▶ REQUIREMENT:
In the forum thread about wedding planning and readiness for marriage, rewrite the passage from "While I can" up to and including "has different circumstances.", changing "link" to "connection".

-- Start TEXT EXTRACT --

“If you don’t want to plan a big wedding, then you’re not ready to get married.”

posted 7 years ago in Emotional
Post # 3
Member
521 posts
Busy bee
  • Wedding: May 2012 - Salvage One, Chicago

I think the simplest answer is: you can’t generalize.

Post # 4
Member
1766 posts
Buzzing bee
  • Wedding: April 2011

This is nonsense.  Ask him to show you the statistical data that backs up his claims.

From my personal experience: I HATED wedding planning. But both Darling Husband and I love being married. We haven’t had an argument since the wedding planning is over.

Post # 5
Member
2065 posts
Buzzing bee
  • Wedding: December 2011

While I can sort of understand why they would see a link between the two, at the same time that person has to realize that everyone has different circumstances.

If Fiance and I had headed down to the courthouse the week after we got engaged, I don’t think we’d be any less prepared for marriage than we are less than a month away from our “big” wedding. All of the things that the last comment pointed out, we’ve dealt with before wedding planning. We’ve lived together for awhile, so there’s financial balancing. His father lived with us for 6 months, so if that doesn’t count for dealing with in-laws I don’t know what does. Most of our bridesmaids/groomsmen are already married (we’re late bloomers apparently), so we’ve been able to experience how relationships change after marriage.

Yes, wedding planning HAS brought us closer together, but I don’t think a girl not wanting to dive head first into the circus that is wedding planning means she isn’t ready to get married. I fully agree that the wedding doesn’t equal the marriage.

Post # 6
Member
1729 posts
Bumble bee
  • Wedding: December 2012

to all this i will say what my Fiance said to me when we have issues with wedding planning… ” I dont want a wedding.. I want to marry you, a wedding is a way to have that happen with our friends and family involved..but I would elope just as quick as long as I get to be your husband”

I think that should sum it up Fully

Post # 8
Member
3368 posts
Sugar bee
  • Wedding: March 2011

Blowing off some steam by casually commenting that you’re “sick and tired” isn’t an indication of anything other than your feelings at that moment.  I’d say that your friend’s ability to communicate her stress in a non-threatening way bodes well for her communication during the stressful times of marriage.  Actually, I wouldn’t say any of that, because reading into that simple statement is completely ridiculous. 

Post # 9
Member
5296 posts
Bee Keeper
  • Wedding: January 1993

I think that’s ridiculous – and I had a 27-month engagement. Like you said, not every woman is a born event planner. If she and her Fiance know that having a smaller wedding (timeline and budget) is what’s best for them, that’s cool.

If there are any statistics attached – I’d be more inclined to believe that ‘shotgun’ weddings are a contributing factor – the couple who runs off to Vegas after two weeks of dating. the 17-year olds rebelling against their parents – things like that where the couple decided on more of an impulse vs. really discussing if they felt ready for marriage.

Post # 10
Member
6394 posts
Bee Keeper
  • Wedding: September 2011

@JBing: Good answer.

-- End TEXT EXTRACT --
-- Start DATA PROVIDED --

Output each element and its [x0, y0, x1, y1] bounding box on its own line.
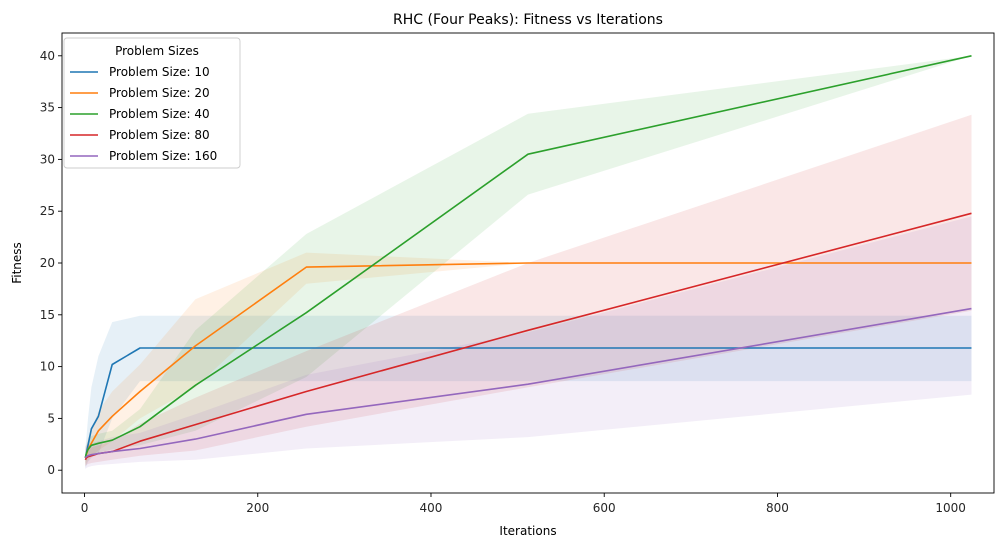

-- End DATA PROVIDED --

▶ FINISHED EXERCISE:
While I can sort of understand why they would see a connection between the two, at the same time that person has to realize that everyone has different circumstances.